● Written exercise
List each line in which the string "Bills" appears.

● Material supplied
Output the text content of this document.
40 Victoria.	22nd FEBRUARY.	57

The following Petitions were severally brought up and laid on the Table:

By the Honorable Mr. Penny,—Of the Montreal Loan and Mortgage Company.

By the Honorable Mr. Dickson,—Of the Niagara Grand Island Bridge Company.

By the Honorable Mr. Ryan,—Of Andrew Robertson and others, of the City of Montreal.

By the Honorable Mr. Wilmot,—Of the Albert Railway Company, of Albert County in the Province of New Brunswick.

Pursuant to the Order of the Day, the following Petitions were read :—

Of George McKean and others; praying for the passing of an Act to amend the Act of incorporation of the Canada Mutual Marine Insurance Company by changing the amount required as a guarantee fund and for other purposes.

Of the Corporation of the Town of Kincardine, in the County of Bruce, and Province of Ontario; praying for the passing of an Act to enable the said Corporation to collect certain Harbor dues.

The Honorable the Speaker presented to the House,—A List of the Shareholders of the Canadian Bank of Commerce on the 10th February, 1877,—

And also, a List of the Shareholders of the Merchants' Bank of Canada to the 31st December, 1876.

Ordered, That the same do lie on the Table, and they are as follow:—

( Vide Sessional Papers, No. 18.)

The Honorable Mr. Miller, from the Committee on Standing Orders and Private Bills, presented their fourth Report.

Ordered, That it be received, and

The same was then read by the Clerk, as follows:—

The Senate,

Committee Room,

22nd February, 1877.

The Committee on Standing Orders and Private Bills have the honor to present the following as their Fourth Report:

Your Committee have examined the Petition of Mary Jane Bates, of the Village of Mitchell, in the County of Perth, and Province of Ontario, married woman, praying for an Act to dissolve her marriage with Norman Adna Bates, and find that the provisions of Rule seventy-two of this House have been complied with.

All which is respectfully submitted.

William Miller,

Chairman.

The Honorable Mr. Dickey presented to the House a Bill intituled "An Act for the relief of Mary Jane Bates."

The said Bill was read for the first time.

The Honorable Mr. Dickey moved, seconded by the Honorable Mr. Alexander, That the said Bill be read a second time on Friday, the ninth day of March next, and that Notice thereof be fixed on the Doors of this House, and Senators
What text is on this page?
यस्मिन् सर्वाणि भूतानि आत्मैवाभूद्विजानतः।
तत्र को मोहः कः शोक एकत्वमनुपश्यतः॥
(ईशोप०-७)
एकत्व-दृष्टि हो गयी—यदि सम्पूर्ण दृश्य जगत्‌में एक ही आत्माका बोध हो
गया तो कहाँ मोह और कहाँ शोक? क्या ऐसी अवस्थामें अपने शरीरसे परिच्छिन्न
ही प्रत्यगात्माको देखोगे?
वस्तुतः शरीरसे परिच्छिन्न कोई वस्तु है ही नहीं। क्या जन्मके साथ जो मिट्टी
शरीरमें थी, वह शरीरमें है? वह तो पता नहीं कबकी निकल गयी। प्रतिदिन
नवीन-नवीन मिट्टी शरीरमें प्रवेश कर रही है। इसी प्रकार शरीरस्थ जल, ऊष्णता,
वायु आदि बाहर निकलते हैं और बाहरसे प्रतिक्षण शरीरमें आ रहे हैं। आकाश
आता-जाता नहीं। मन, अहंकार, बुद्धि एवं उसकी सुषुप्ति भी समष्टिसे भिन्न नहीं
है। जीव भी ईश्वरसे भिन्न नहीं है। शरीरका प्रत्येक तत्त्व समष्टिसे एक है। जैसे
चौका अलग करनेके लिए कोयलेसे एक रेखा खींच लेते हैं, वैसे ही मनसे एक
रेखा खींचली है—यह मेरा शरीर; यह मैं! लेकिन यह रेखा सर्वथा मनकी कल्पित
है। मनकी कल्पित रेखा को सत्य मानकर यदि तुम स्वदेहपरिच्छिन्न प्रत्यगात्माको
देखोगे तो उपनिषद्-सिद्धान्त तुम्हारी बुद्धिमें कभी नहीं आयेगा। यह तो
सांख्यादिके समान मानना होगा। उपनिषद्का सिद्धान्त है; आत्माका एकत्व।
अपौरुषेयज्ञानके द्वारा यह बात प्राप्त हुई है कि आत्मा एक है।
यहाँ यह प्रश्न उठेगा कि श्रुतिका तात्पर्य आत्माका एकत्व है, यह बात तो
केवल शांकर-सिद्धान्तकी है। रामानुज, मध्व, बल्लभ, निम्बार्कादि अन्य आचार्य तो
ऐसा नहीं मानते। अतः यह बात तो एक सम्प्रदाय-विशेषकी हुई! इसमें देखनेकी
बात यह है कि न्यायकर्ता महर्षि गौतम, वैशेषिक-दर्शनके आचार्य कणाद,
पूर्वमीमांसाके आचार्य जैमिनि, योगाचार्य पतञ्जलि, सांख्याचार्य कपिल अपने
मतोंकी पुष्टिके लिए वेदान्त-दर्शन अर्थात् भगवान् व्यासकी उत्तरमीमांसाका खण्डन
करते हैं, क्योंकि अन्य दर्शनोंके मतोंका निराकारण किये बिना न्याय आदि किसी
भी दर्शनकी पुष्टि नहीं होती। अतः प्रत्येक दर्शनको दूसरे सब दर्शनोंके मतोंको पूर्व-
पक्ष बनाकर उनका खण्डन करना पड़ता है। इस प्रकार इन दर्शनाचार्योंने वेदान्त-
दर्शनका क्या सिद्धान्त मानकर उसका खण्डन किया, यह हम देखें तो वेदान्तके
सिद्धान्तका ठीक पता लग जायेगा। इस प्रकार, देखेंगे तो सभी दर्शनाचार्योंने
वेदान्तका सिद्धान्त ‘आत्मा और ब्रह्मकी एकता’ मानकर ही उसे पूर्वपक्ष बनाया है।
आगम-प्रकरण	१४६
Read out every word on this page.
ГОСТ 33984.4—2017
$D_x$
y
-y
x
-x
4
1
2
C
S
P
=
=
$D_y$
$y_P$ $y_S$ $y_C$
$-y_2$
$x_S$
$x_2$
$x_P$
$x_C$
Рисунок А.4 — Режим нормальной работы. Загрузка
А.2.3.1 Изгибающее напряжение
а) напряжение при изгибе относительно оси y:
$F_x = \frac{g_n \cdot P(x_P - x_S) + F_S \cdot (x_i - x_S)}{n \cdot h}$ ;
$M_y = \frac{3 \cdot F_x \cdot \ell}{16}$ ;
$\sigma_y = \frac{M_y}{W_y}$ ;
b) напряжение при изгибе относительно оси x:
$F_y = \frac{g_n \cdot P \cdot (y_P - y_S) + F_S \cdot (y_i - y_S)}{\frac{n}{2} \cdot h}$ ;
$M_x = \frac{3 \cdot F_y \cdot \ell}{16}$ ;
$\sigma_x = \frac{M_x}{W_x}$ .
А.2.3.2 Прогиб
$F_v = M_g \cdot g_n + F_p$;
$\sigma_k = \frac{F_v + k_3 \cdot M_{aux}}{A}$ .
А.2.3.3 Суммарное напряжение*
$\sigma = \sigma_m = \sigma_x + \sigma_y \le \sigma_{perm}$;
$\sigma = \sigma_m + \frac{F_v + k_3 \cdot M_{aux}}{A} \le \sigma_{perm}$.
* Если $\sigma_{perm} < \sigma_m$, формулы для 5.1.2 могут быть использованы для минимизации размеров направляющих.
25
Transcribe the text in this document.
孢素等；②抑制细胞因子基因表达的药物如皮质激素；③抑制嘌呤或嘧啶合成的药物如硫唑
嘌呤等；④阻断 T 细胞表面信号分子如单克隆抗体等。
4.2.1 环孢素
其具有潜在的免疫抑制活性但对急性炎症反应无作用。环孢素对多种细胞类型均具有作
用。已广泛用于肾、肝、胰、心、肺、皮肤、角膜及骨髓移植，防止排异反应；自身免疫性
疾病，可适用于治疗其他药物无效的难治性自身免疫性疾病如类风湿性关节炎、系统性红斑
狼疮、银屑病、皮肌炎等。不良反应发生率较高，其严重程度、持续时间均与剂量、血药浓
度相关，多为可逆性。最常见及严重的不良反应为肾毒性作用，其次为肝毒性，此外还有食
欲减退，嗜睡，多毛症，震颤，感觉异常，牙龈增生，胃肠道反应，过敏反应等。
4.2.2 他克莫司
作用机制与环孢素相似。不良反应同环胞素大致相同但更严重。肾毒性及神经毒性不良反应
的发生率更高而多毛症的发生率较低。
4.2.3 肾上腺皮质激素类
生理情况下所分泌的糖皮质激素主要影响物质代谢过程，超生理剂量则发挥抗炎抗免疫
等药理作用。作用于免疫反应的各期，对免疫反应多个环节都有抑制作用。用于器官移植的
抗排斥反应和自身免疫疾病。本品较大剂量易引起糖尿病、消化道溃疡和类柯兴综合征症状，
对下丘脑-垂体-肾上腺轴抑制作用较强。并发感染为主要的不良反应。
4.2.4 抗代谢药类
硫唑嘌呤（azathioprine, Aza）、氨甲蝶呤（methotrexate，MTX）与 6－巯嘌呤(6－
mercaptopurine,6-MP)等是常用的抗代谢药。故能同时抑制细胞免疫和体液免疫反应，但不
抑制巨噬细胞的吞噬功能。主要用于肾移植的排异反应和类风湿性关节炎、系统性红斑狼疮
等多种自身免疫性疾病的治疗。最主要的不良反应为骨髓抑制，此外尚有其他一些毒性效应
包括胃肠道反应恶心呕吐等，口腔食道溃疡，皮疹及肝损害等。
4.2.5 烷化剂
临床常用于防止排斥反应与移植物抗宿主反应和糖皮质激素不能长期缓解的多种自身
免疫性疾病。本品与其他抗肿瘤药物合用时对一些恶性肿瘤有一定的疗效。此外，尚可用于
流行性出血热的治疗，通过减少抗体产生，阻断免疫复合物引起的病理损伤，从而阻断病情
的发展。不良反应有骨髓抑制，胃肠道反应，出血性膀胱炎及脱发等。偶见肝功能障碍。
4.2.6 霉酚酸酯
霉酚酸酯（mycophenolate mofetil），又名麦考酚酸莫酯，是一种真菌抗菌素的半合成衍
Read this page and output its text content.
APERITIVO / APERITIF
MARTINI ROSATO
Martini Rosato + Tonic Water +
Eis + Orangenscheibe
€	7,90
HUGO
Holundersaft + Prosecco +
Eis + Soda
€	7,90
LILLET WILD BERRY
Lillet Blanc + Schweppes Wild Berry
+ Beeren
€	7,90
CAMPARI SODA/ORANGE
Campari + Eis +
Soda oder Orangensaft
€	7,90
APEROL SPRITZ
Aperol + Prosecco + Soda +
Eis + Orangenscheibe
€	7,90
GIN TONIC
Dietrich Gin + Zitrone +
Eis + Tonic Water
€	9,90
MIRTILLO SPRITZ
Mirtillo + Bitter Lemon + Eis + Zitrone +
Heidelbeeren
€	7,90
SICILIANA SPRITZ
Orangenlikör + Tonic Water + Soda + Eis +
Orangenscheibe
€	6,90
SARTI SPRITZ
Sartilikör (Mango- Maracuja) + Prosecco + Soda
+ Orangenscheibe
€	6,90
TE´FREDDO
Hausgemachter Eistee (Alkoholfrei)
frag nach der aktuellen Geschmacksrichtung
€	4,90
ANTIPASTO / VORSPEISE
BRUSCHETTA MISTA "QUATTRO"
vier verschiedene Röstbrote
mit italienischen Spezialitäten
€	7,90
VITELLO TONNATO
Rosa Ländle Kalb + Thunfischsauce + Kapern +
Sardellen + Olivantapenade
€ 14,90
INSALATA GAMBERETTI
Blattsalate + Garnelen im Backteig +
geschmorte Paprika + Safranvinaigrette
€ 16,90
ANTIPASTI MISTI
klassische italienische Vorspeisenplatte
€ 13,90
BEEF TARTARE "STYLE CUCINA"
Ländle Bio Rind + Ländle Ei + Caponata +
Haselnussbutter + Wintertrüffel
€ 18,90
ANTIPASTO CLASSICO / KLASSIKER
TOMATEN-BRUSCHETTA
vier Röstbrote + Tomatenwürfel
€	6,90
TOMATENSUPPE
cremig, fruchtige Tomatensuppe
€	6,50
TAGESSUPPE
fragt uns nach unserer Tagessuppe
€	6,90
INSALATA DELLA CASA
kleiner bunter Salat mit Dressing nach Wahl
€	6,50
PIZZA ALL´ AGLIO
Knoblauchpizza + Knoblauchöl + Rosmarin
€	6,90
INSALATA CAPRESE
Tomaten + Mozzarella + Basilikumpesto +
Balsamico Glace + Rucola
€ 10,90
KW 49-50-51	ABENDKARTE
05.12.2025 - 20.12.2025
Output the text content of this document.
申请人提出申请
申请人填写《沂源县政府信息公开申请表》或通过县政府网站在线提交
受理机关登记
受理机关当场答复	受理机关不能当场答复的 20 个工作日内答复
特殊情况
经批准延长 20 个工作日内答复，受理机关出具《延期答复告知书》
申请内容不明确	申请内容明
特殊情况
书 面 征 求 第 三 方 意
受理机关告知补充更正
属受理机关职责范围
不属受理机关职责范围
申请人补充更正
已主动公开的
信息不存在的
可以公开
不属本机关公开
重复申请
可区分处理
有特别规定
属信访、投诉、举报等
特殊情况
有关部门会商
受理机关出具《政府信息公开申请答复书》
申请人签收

● Written response
The Honorable Mr. Miller, from the Committee on Standing Orders and Private Bills, presented their fourth Report.
The Committee on Standing Orders and Private Bills have the honor to present the following as their Fourth Report:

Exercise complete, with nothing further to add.